### [TASK GOAL]
Scan the data below. Pull out each line where "expiration" occurs.

──────── RECORDS FOR THIS EXERCISE

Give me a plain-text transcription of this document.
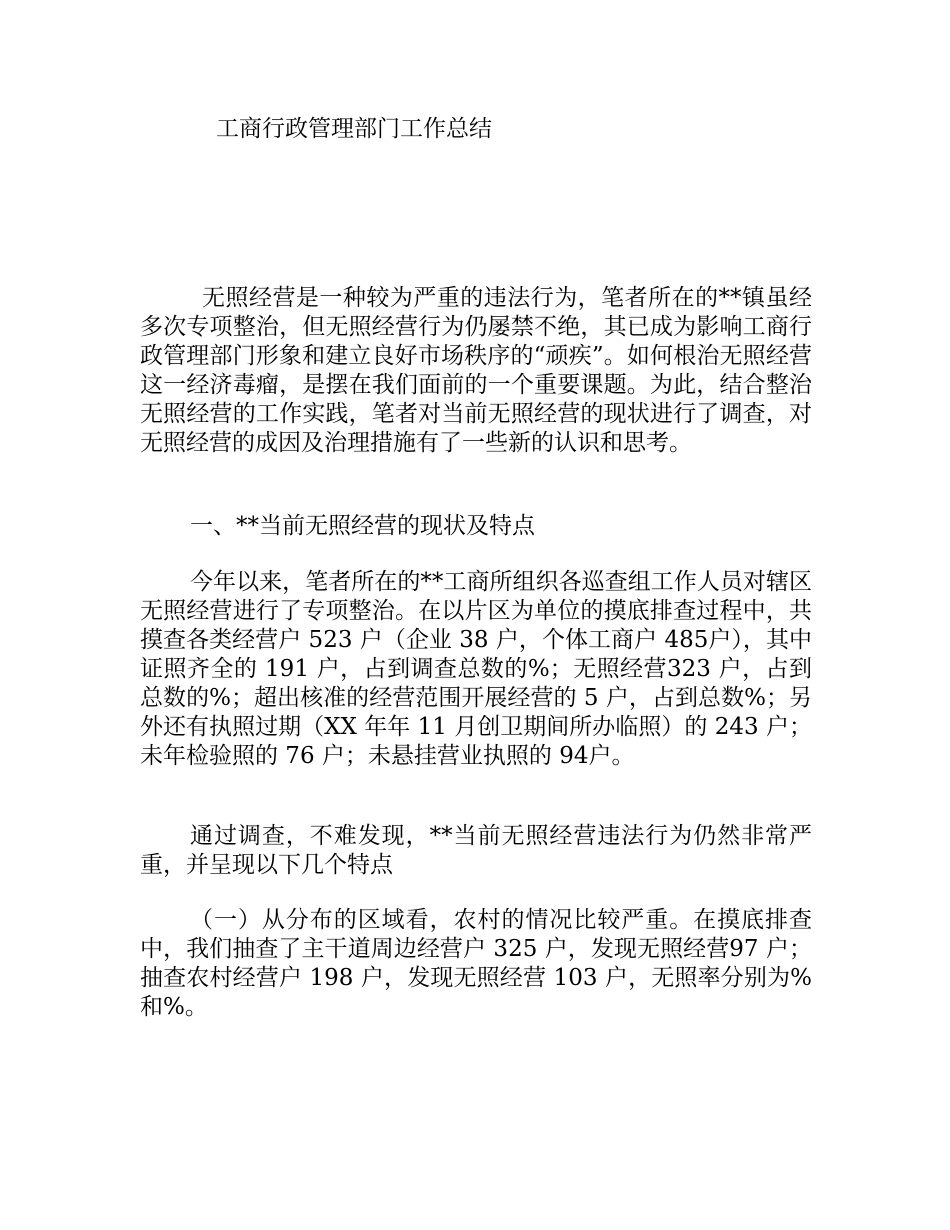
工商行政管理部门工作总结

无照经营是一种较为严重的违法行为，笔者所在的**镇虽经多次专项整治，但无照经营行为仍屡禁不绝，其已成为影响工商行政管理部门形象和建立良好市场秩序的“顽疾”。如何根治无照经营这一经济毒瘤，是摆在我们面前的一个重要课题。为此，结合整治无照经营的工作实践，笔者对当前无照经营的现状进行了调查，对无照经营的成因及治理措施有了一些新的认识和思考。

一、**当前无照经营的现状及特点

今年以来，笔者所在的**工商所组织各巡查组工作人员对辖区无照经营进行了专项整治。在以片区为单位的摸底排查过程中，共摸查各类经营户 523 户（企业 38 户，个体工商户 485户），其中证照齐全的 191 户，占到调查总数的%；无照经营323 户，占到总数的%；超出核准的经营范围开展经营的 5 户，占到总数%；另外还有执照过期（XX 年年 11 月创卫期间所办临照）的 243 户；未年检验照的 76 户；未悬挂营业执照的 94户。

通过调查，不难发现，**当前无照经营违法行为仍然非常严重，并呈现以下几个特点

（一）从分布的区域看，农村的情况比较严重。在摸底排查中，我们抽查了主干道周边经营户 325 户，发现无照经营97 户；抽查农村经营户 198 户，发现无照经营 103 户，无照率分别为%和%。
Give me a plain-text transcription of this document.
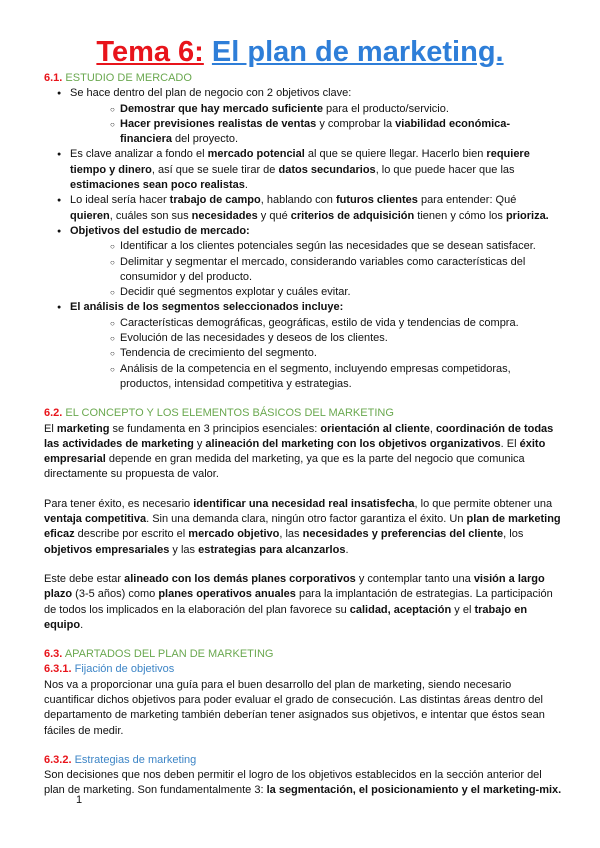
Tema 6: El plan de marketing.

6.1. ESTUDIO DE MERCADO

● Se hace dentro del plan de negocio con 2 objetivos clave:
○ Demostrar que hay mercado suficiente para el producto/servicio.
○ Hacer previsiones realistas de ventas y comprobar la viabilidad económica-financiera del proyecto.
● Es clave analizar a fondo el mercado potencial al que se quiere llegar. Hacerlo bien requiere tiempo y dinero, así que se suele tirar de datos secundarios, lo que puede hacer que las estimaciones sean poco realistas.
● Lo ideal sería hacer trabajo de campo, hablando con futuros clientes para entender: Qué quieren, cuáles son sus necesidades y qué criterios de adquisición tienen y cómo los prioriza.
● Objetivos del estudio de mercado:
○ Identificar a los clientes potenciales según las necesidades que se desean satisfacer.
○ Delimitar y segmentar el mercado, considerando variables como características del consumidor y del producto.
○ Decidir qué segmentos explotar y cuáles evitar.
● El análisis de los segmentos seleccionados incluye:
○ Características demográficas, geográficas, estilo de vida y tendencias de compra.
○ Evolución de las necesidades y deseos de los clientes.
○ Tendencia de crecimiento del segmento.
○ Análisis de la competencia en el segmento, incluyendo empresas competidoras, productos, intensidad competitiva y estrategias.

6.2. EL CONCEPTO Y LOS ELEMENTOS BÁSICOS DEL MARKETING

El marketing se fundamenta en 3 principios esenciales: orientación al cliente, coordinación de todas las actividades de marketing y alineación del marketing con los objetivos organizativos. El éxito empresarial depende en gran medida del marketing, ya que es la parte del negocio que comunica directamente su propuesta de valor.

Para tener éxito, es necesario identificar una necesidad real insatisfecha, lo que permite obtener una ventaja competitiva. Sin una demanda clara, ningún otro factor garantiza el éxito. Un plan de marketing eficaz describe por escrito el mercado objetivo, las necesidades y preferencias del cliente, los objetivos empresariales y las estrategias para alcanzarlos.

Este debe estar alineado con los demás planes corporativos y contemplar tanto una visión a largo plazo (3-5 años) como planes operativos anuales para la implantación de estrategias. La participación de todos los implicados en la elaboración del plan favorece su calidad, aceptación y el trabajo en equipo.

6.3. APARTADOS DEL PLAN DE MARKETING

6.3.1. Fijación de objetivos

Nos va a proporcionar una guía para el buen desarrollo del plan de marketing, siendo necesario cuantificar dichos objetivos para poder evaluar el grado de consecución. Las distintas áreas dentro del departamento de marketing también deberían tener asignados sus objetivos, e intentar que éstos sean fáciles de medir.

6.3.2. Estrategias de marketing

Son decisiones que nos deben permitir el logro de los objetivos establecidos en la sección anterior del plan de marketing. Son fundamentalmente 3: la segmentación, el posicionamiento y el marketing-mix.

1
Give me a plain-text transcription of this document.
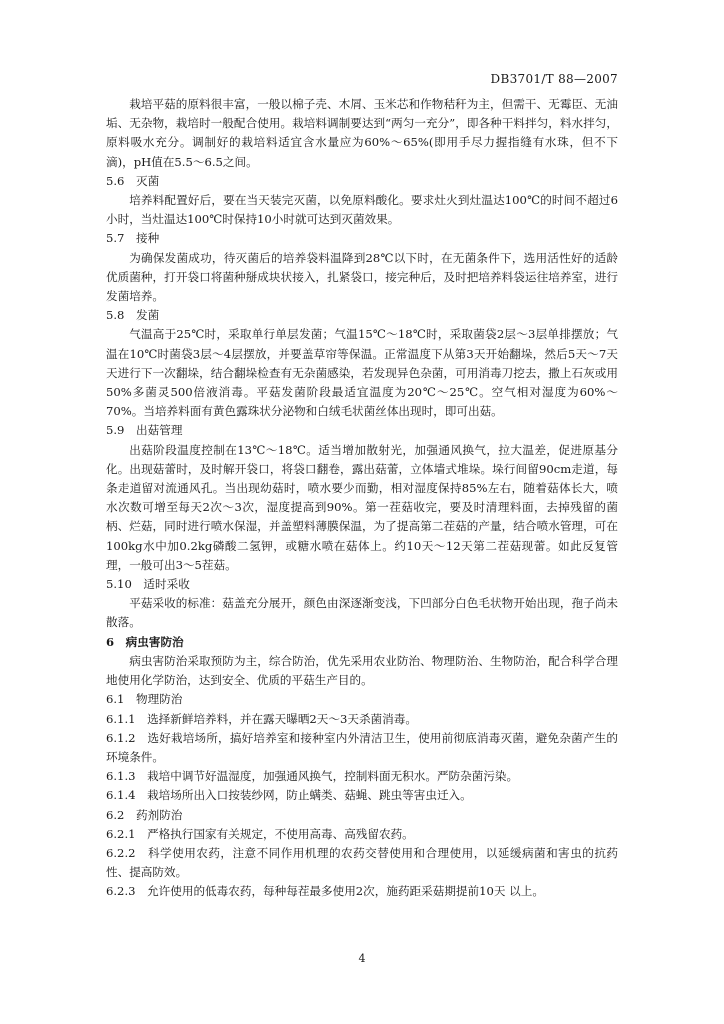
DB3701/T 88—2007

栽培平菇的原料很丰富，一般以棉子壳、木屑、玉米芯和作物秸秆为主，但需干、无霉臣、无油垢、无杂物，栽培时一般配合使用。栽培料调制要达到“两匀一充分”，即各种干料拌匀，料水拌匀，原料吸水充分。调制好的栽培料适宜含水量应为60%～65%(即用手尽力握指缝有水珠，但不下滴)，pH值在5.5～6.5之间。

5.6　灭菌

培养料配置好后，要在当天装完灭菌，以免原料酸化。要求灶火到灶温达100℃的时间不超过6小时，当灶温达100℃时保持10小时就可达到灭菌效果。

5.7　接种

为确保发菌成功，待灭菌后的培养袋料温降到28℃以下时，在无菌条件下，选用活性好的适龄优质菌种，打开袋口将菌种掰成块状接入，扎紧袋口，接完种后，及时把培养料袋运往培养室，进行发菌培养。

5.8　发菌

气温高于25℃时，采取单行单层发菌；气温15℃～18℃时，采取菌袋2层～3层单排摆放；气温在10℃时菌袋3层～4层摆放，并要盖草帘等保温。正常温度下从第3天开始翻垛，然后5天～7天天进行下一次翻垛，结合翻垛检查有无杂菌感染，若发现异色杂菌，可用消毒刀挖去，撒上石灰或用50%多菌灵500倍液消毒。平菇发菌阶段最适宜温度为20℃～25℃。空气相对湿度为60%～70%。当培养料面有黄色露珠状分泌物和白绒毛状菌丝体出现时，即可出菇。

5.9　出菇管理

出菇阶段温度控制在13℃～18℃。适当增加散射光，加强通风换气，拉大温差，促进原基分化。出现菇蕾时，及时解开袋口，将袋口翻卷，露出菇蕾，立体墙式堆垛。垛行间留90cm走道，每条走道留对流通风孔。当出现幼菇时，喷水要少而勤，相对湿度保持85%左右，随着菇体长大，喷水次数可增至每天2次～3次，湿度提高到90%。第一茬菇收完，要及时清理料面，去掉残留的菌柄、烂菇，同时进行喷水保湿，并盖塑料薄膜保温，为了提高第二茬菇的产量，结合喷水管理，可在100kg水中加0.2kg磷酸二氢钾，或糖水喷在菇体上。约10天～12天第二茬菇现蕾。如此反复管理，一般可出3～5茬菇。

5.10　适时采收

平菇采收的标准：菇盖充分展开，颜色由深逐渐变浅，下凹部分白色毛状物开始出现，孢子尚未散落。

6　病虫害防治

病虫害防治采取预防为主，综合防治，优先采用农业防治、物理防治、生物防治，配合科学合理地使用化学防治，达到安全、优质的平菇生产目的。

6.1　物理防治

6.1.1　选择新鲜培养料，并在露天曝晒2天～3天杀菌消毒。

6.1.2　选好栽培场所，搞好培养室和接种室内外清洁卫生，使用前彻底消毒灭菌，避免杂菌产生的环境条件。

6.1.3　栽培中调节好温湿度，加强通风换气，控制料面无积水。严防杂菌污染。

6.1.4　栽培场所出入口按装纱网，防止螨类、菇蝇、跳虫等害虫迁入。

6.2　药剂防治

6.2.1　严格执行国家有关规定，不使用高毒、高残留农药。

6.2.2　科学使用农药，注意不同作用机理的农药交替使用和合理使用，以延缓病菌和害虫的抗药性、提高防效。

6.2.3　允许使用的低毒农药，每种每茬最多使用2次，施药距采菇期提前10天 以上。

4
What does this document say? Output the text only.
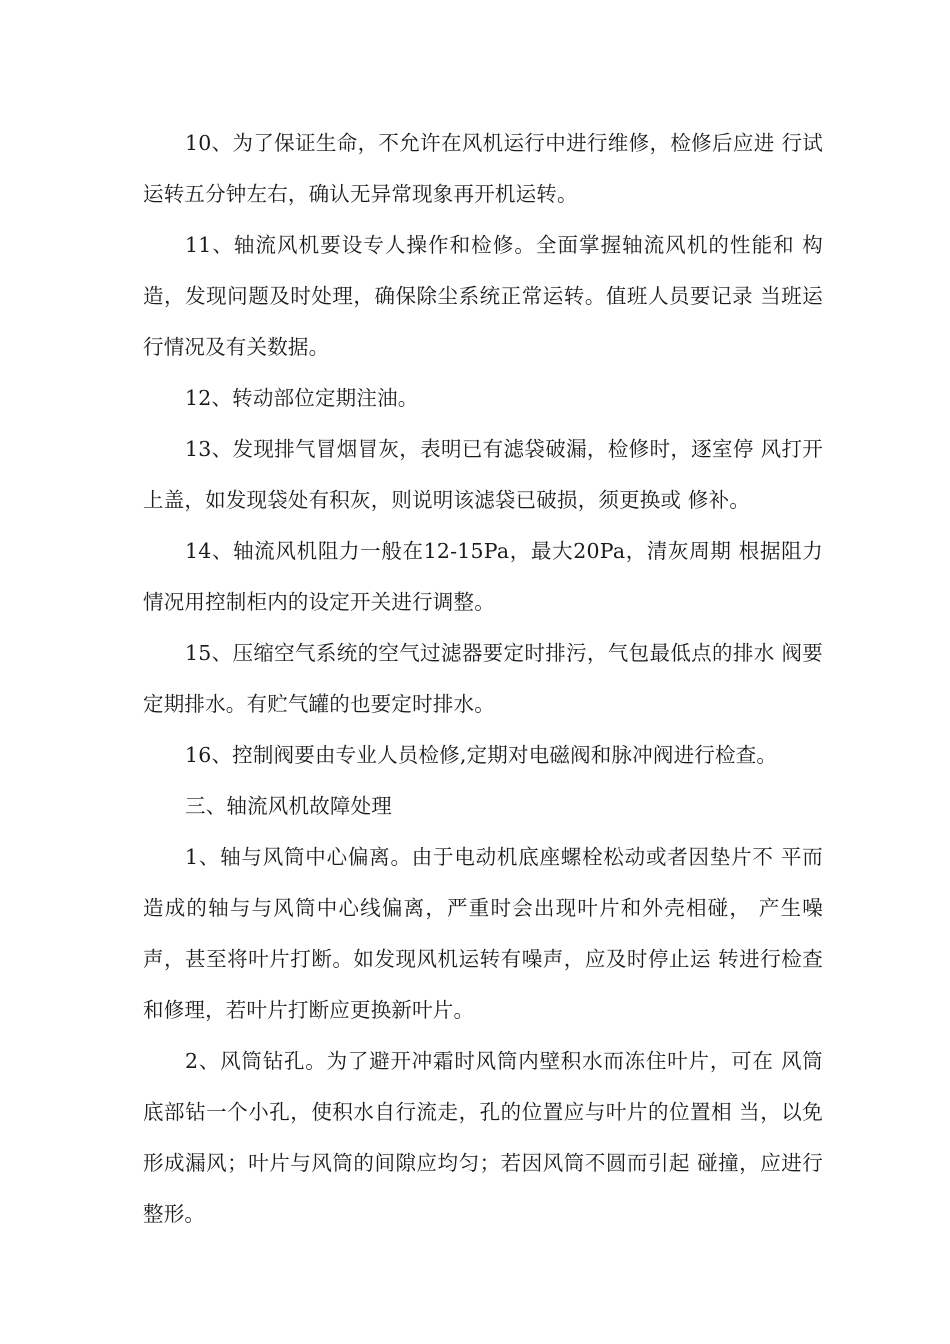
10、为了保证生命，不允许在风机运行中进行维修，检修后应进 行试运转五分钟左右，确认无异常现象再开机运转。

11、轴流风机要设专人操作和检修。全面掌握轴流风机的性能和 构造，发现问题及时处理，确保除尘系统正常运转。值班人员要记录 当班运行情况及有关数据。

12、转动部位定期注油。

13、发现排气冒烟冒灰，表明已有滤袋破漏，检修时，逐室停 风打开上盖，如发现袋处有积灰，则说明该滤袋已破损，须更换或 修补。

14、轴流风机阻力一般在12-15Pa，最大20Pa，清灰周期 根据阻力情况用控制柜内的设定开关进行调整。

15、压缩空气系统的空气过滤器要定时排污，气包最低点的排水 阀要定期排水。有贮气罐的也要定时排水。

16、控制阀要由专业人员检修,定期对电磁阀和脉冲阀进行检查。

三、轴流风机故障处理

1、轴与风筒中心偏离。由于电动机底座螺栓松动或者因垫片不 平而造成的轴与与风筒中心线偏离，严重时会出现叶片和外壳相碰， 产生噪声，甚至将叶片打断。如发现风机运转有噪声，应及时停止运 转进行检查和修理，若叶片打断应更换新叶片。

2、风筒钻孔。为了避开冲霜时风筒内壁积水而冻住叶片，可在 风筒底部钻一个小孔，使积水自行流走，孔的位置应与叶片的位置相 当，以免形成漏风；叶片与风筒的间隙应均匀；若因风筒不圆而引起 碰撞，应进行整形。
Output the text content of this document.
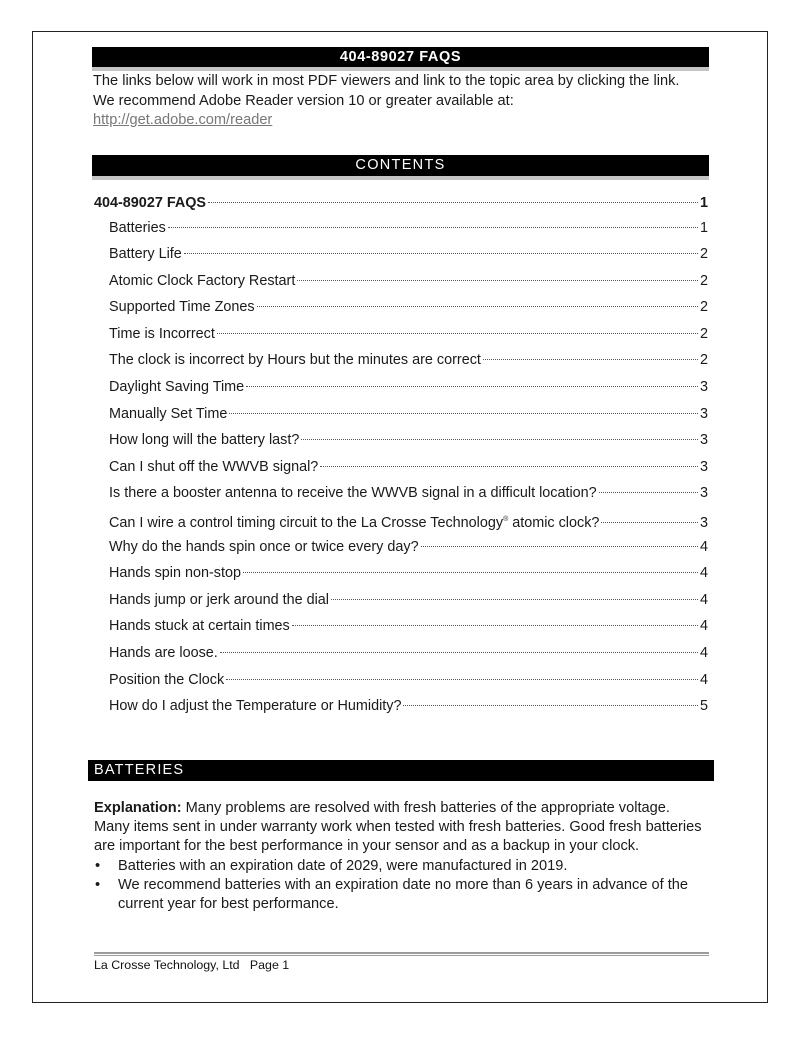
404-89027 FAQS
The links below will work in most PDF viewers and link to the topic area by clicking the link. We recommend Adobe Reader version 10 or greater available at:
http://get.adobe.com/reader
CONTENTS
404-89027 FAQS	1
Batteries	1
Battery Life	2
Atomic Clock Factory Restart	2
Supported Time Zones	2
Time is Incorrect	2
The clock is incorrect by Hours but the minutes are correct	2
Daylight Saving Time	3
Manually Set Time	3
How long will the battery last?	3
Can I shut off the WWVB signal?	3
Is there a booster antenna to receive the WWVB signal in a difficult location?	3
Can I wire a control timing circuit to the La Crosse Technology® atomic clock?	3
Why do the hands spin once or twice every day?	4
Hands spin non-stop	4
Hands jump or jerk around the dial	4
Hands stuck at certain times	4
Hands are loose.	4
Position the Clock	4
How do I adjust the Temperature or Humidity?	5
BATTERIES
Explanation: Many problems are resolved with fresh batteries of the appropriate voltage. Many items sent in under warranty work when tested with fresh batteries. Good fresh batteries are important for the best performance in your sensor and as a backup in your clock.
• Batteries with an expiration date of 2029, were manufactured in 2019.
• We recommend batteries with an expiration date no more than 6 years in advance of the current year for best performance.
La Crosse Technology, Ltd   Page 1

────────────────

### [OUTPUT BELOW]
• Batteries with an expiration date of 2029, were manufactured in 2019.
• We recommend batteries with an expiration date no more than 6 years in advance of the current year for best performance.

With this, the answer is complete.